[INPUT FOR THIS TASK]:
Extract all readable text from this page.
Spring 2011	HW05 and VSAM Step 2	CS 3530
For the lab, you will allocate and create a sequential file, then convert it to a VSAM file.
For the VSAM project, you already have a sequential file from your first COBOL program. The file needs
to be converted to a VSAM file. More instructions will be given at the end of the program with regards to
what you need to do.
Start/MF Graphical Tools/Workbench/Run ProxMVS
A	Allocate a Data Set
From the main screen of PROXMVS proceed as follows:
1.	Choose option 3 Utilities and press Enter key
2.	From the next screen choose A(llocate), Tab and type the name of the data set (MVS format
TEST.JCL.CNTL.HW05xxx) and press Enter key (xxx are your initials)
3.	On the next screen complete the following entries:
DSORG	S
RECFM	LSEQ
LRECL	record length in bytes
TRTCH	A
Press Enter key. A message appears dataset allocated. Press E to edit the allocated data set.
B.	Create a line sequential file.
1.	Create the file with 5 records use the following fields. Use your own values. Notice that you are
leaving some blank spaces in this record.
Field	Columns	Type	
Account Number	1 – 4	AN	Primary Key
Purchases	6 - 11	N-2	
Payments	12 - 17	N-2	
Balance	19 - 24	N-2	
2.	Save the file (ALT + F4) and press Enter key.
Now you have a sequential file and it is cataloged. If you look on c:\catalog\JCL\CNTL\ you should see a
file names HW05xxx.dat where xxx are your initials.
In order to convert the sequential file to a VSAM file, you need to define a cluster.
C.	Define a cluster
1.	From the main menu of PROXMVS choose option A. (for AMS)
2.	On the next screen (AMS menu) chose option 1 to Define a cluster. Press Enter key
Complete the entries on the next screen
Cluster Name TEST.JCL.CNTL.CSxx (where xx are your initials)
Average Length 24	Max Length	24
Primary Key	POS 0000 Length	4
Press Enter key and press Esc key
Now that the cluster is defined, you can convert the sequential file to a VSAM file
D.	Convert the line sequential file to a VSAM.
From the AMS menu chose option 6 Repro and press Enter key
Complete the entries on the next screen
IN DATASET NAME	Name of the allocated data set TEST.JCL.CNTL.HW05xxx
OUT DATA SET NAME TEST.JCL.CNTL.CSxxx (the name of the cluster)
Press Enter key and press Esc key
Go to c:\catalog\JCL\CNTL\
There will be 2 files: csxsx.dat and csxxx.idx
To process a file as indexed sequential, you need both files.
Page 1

[STATED PROBLEM]:
Every line of the listing that holds "Primary" should be found and copied.

[RESPONSE TO THIS TASK]:
Account Number	1 – 4	AN	Primary Key
Primary Key	POS 0000 Length	4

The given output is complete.